» **Goal 1**: According to the passage on the tree of life, how old is the tree in Sri Lanka that was grown from a branch of the original Bodhi tree?

» **Extract**:
The tree of life is an image that can inspire us. UCC Minister Daniel Cooperrider wrote a lovely book we read in Bible Study called Speak with the Earth and It Will Teach You: A Field Guide to the Bible. Cooperrider reflected on the place of trees in the Bible by writing, “The Bible begins with the Tree of Knowledge and ends with the Tree of Life, and with more references to trees than to any other aspect of creation besides humans, trees loom like an old growth forest over the tangled undergrowth of scripture. . . Perhaps this is because we’ve long understood that trees have what we long for: patience, longevity, generativity, abundance, community and kinship, resilience. Trees give glory to God by being fully themselves, and by being fully present to whatever season of life they find themselves in.”[7] You don’t have to love trees as much as I do to appreciate the presence of a sacred tree in the holy city. Even the leaves of the tree of life are a symbol of peace.
What makes this final vision in Revelation all the more compelling is knowing that the tree of life has meaning for many religious traditions and cultures throughout the world. For the ancient Celts, oak trees were considered sacred and the origin of all knowledge. Druid priests would undergo twenty years of learning “within and from the ancient oak forests.”[8] Siddhartha Gautama attained enlightenment while meditating under the Bodhi tree and became the Buddha. There is a tree in Sri Lanka that was grown from a branch of the original Bodhi tree under which the Buddha gained enlightenment, and that tree is over 2,000 years old.[9] In Hinduism the Ashvattha (Sacred Fig Tree) is associated with Brahman—Ultimate Reality (and funny enough, it’s the same species as the Bodhi tree).
We could go on. The point is that the book of Revelation ending with this vision of the holy city with the tree of life is meaningful even beyond Christianity. The Tree of Life or World Tree or Cosmic Tree or Sacred Tree means something to people the world over! Even and especially on the hard days, we are invited to remember this vision of the holy city that John of Patmos shared to help his Christian community when times were tough. Remember God dwelling with humanity forever—wiping tears from our eyes, allowing the first things to pass away. God will be our light and the river of the water of life and the tree of life will be for the healing of the nations. May it be so, and thanks be to God. Amen.
[1] Revelation 21:10, NRSVUE.
[2] Revelation 21:2.
[3] Revelation 21:22.
[4] Revelation 21:26.
[5] Psalm 90:2 and 4.
[6] Revelation 22:2.
[7] Daniel Cooperrider, Speak with the Earth and It Will Teach You: A Field Guide to the Bible, pg. 98.
[8] Beth Norcross and Leah Rampy, Discovering the Spiritual Wisdom of Trees, pgs. 12-13.
[9] Amy-Jane Beer, A Tree a Day: 365 of the World’s Most Majestic Trees, pg. 318.

» **Goal 2**: State only how many rows below contain the string "Overload".

(Layout element entries)
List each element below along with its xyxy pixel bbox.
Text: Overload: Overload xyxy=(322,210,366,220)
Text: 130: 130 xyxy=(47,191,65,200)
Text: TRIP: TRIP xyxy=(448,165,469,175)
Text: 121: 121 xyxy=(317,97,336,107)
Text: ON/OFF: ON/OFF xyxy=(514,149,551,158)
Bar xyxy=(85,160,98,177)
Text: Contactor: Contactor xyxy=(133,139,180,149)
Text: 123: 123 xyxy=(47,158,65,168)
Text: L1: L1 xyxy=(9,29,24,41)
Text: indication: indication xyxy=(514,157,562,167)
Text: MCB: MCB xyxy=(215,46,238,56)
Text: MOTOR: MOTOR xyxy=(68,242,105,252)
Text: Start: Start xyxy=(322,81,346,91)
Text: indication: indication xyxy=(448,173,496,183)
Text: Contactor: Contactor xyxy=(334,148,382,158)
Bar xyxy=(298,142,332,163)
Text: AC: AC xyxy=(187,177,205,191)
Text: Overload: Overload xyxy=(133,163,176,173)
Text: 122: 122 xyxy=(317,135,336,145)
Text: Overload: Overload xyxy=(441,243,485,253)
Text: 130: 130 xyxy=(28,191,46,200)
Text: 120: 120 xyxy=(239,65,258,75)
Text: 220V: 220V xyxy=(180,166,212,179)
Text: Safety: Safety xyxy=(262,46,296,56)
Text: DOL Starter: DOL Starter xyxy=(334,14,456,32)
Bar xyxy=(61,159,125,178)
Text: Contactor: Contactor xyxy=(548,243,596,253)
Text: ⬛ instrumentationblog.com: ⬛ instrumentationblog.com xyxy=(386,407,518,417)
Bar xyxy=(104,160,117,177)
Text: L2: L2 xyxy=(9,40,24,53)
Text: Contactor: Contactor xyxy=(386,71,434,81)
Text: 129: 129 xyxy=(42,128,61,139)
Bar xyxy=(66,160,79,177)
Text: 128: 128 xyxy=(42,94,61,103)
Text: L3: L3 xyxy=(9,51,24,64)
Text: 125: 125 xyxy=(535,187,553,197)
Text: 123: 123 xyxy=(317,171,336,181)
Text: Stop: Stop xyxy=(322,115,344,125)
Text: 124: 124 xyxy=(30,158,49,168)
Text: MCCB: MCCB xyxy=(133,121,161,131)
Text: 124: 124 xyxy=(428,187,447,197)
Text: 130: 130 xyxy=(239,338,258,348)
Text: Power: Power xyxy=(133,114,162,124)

» **Task output 1**: It is over 2,000 years old.

» **Task output 2**: 3